[start of Record extracts]

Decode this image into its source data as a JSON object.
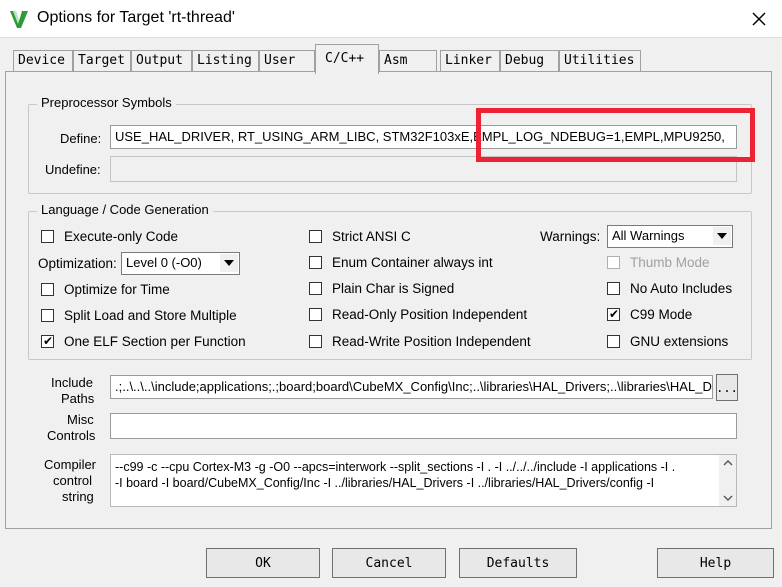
{
  "window": {
    "title": "Options for Target 'rt-thread'"
  },
  "tabs": [
    "Device",
    "Target",
    "Output",
    "Listing",
    "User",
    "C/C++",
    "Asm",
    "Linker",
    "Debug",
    "Utilities"
  ],
  "preprocessor": {
    "group_title": "Preprocessor Symbols",
    "define_label": "Define:",
    "define_value": "USE_HAL_DRIVER, RT_USING_ARM_LIBC, STM32F103xE,EMPL_LOG_NDEBUG=1,EMPL,MPU9250,",
    "undefine_label": "Undefine:",
    "undefine_value": ""
  },
  "language": {
    "group_title": "Language / Code Generation",
    "execute_only": "Execute-only Code",
    "optimization_label": "Optimization:",
    "optimization_value": "Level 0 (-O0)",
    "optimize_time": "Optimize for Time",
    "split_load": "Split Load and Store Multiple",
    "one_elf": "One ELF Section per Function",
    "strict_ansi": "Strict ANSI C",
    "enum_container": "Enum Container always int",
    "plain_char": "Plain Char is Signed",
    "ro_pi": "Read-Only Position Independent",
    "rw_pi": "Read-Write Position Independent",
    "warnings_label": "Warnings:",
    "warnings_value": "All Warnings",
    "thumb_mode": "Thumb Mode",
    "no_auto_includes": "No Auto Includes",
    "c99_mode": "C99 Mode",
    "gnu_ext": "GNU extensions"
  },
  "include": {
    "label_line1": "Include",
    "label_line2": "Paths",
    "value": ".;..\\..\\..\\include;applications;.;board;board\\CubeMX_Config\\Inc;..\\libraries\\HAL_Drivers;..\\libraries\\HAL_Drivers\\config;",
    "browse": "..."
  },
  "misc": {
    "label_line1": "Misc",
    "label_line2": "Controls",
    "value": ""
  },
  "compiler": {
    "label_line1": "Compiler",
    "label_line2": "control",
    "label_line3": "string",
    "line1": "--c99 -c --cpu Cortex-M3 -g -O0 --apcs=interwork --split_sections -I . -I ../../../include -I applications -I .",
    "line2": "-I board -I board/CubeMX_Config/Inc -I ../libraries/HAL_Drivers -I ../libraries/HAL_Drivers/config -I"
  },
  "buttons": {
    "ok": "OK",
    "cancel": "Cancel",
    "defaults": "Defaults",
    "help": "Help"
  },
  "colors": {
    "highlight": "#ee2233",
    "icon_green": "#2e9a3a"
  }
}
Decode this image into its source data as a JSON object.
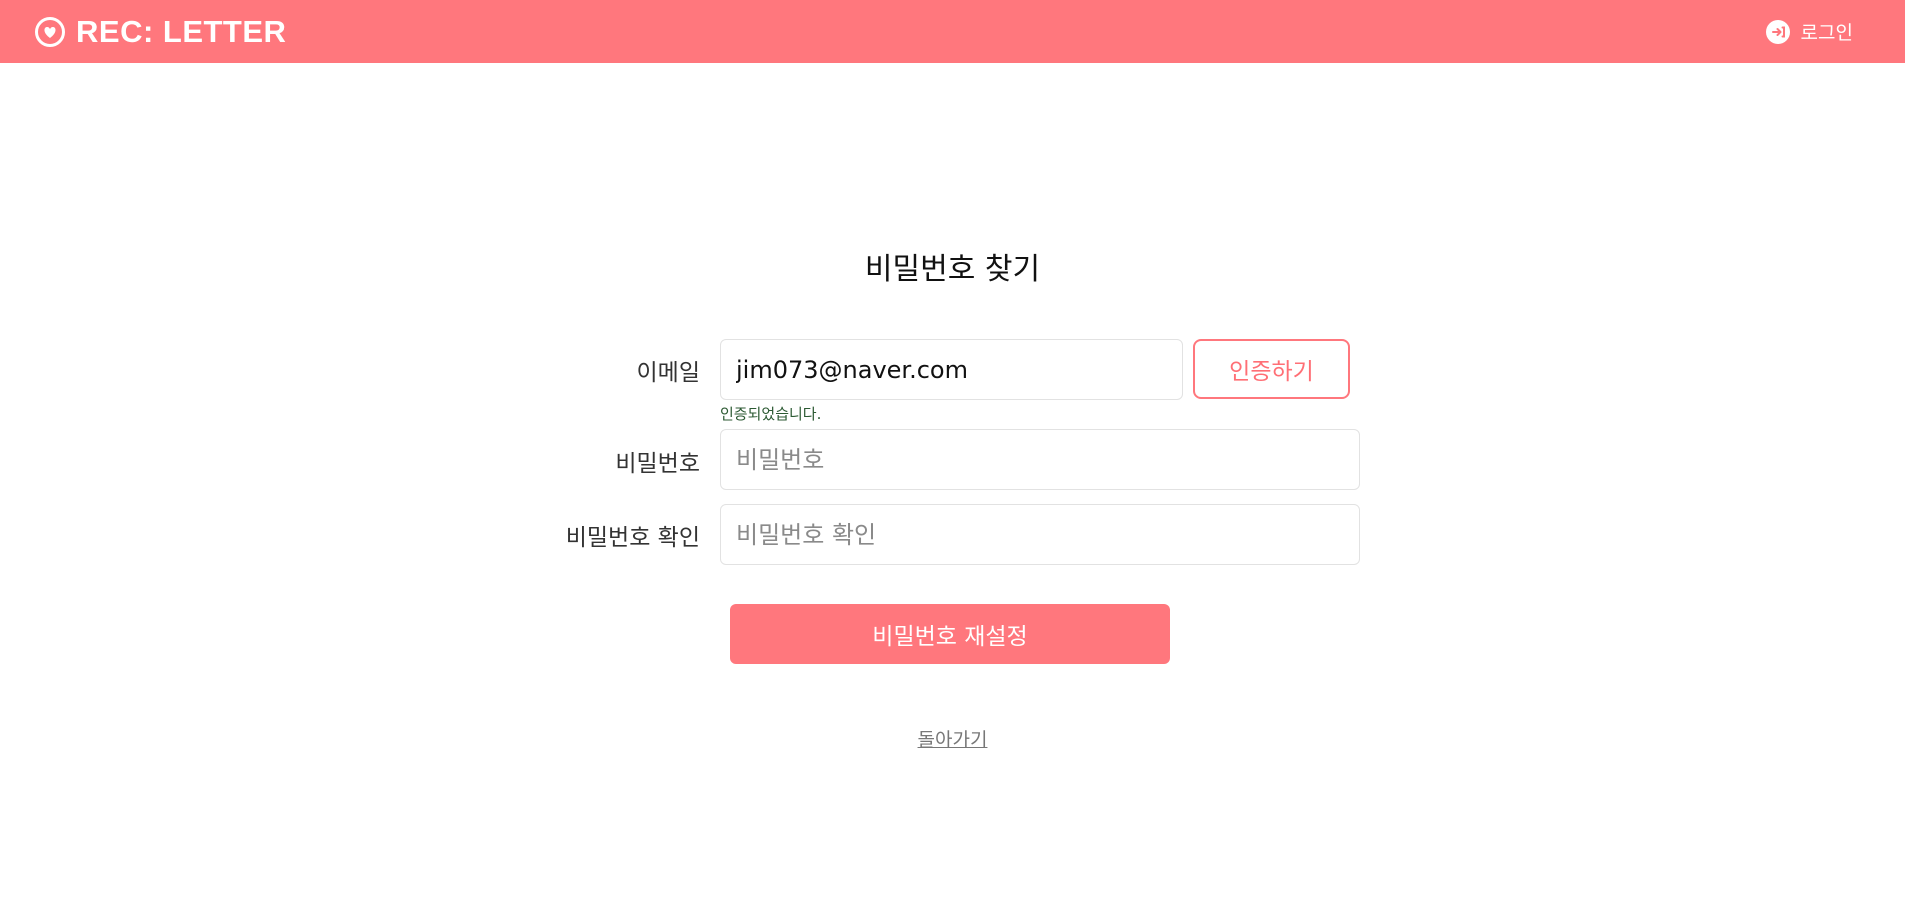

[end of Record extracts]

● Written request: Quote everything in the listing above exactly; pictures are the only thing to omit.

● Expected output:
Decode this image into its source data as a JSON object.
{
  "window": {
    "title": "Options for Target 'rt-thread'"
  },
  "tabs": [
    "Device",
    "Target",
    "Output",
    "Listing",
    "User",
    "C/C++",
    "Asm",
    "Linker",
    "Debug",
    "Utilities"
  ],
  "preprocessor": {
    "group_title": "Preprocessor Symbols",
    "define_label": "Define:",
    "define_value": "USE_HAL_DRIVER, RT_USING_ARM_LIBC, STM32F103xE,EMPL_LOG_NDEBUG=1,EMPL,MPU9250,",
    "undefine_label": "Undefine:",
    "undefine_value": ""
  },
  "language": {
    "group_title": "Language / Code Generation",
    "execute_only": "Execute-only Code",
    "optimization_label": "Optimization:",
    "optimization_value": "Level 0 (-O0)",
    "optimize_time": "Optimize for Time",
    "split_load": "Split Load and Store Multiple",
    "one_elf": "One ELF Section per Function",
    "strict_ansi": "Strict ANSI C",
    "enum_container": "Enum Container always int",
    "plain_char": "Plain Char is Signed",
    "ro_pi": "Read-Only Position Independent",
    "rw_pi": "Read-Write Position Independent",
    "warnings_label": "Warnings:",
    "warnings_value": "All Warnings",
    "thumb_mode": "Thumb Mode",
    "no_auto_includes": "No Auto Includes",
    "c99_mode": "C99 Mode",
    "gnu_ext": "GNU extensions"
  },
  "include": {
    "label_line1": "Include",
    "label_line2": "Paths",
    "value": ".;..\\..\\..\\include;applications;.;board;board\\CubeMX_Config\\Inc;..\\libraries\\HAL_Drivers;..\\libraries\\HAL_Drivers\\config;",
    "browse": "..."
  },
  "misc": {
    "label_line1": "Misc",
    "label_line2": "Controls",
    "value": ""
  },
  "compiler": {
    "label_line1": "Compiler",
    "label_line2": "control",
    "label_line3": "string",
    "line1": "--c99 -c --cpu Cortex-M3 -g -O0 --apcs=interwork --split_sections -I . -I ../../../include -I applications -I .",
    "line2": "-I board -I board/CubeMX_Config/Inc -I ../libraries/HAL_Drivers -I ../libraries/HAL_Drivers/config -I"
  },
  "buttons": {
    "ok": "OK",
    "cancel": "Cancel",
    "defaults": "Defaults",
    "help": "Help"
  },
  "colors": {
    "highlight": "#ee2233",
    "icon_green": "#2e9a3a"
  }
}
Decode this image into its source data as a JSON object.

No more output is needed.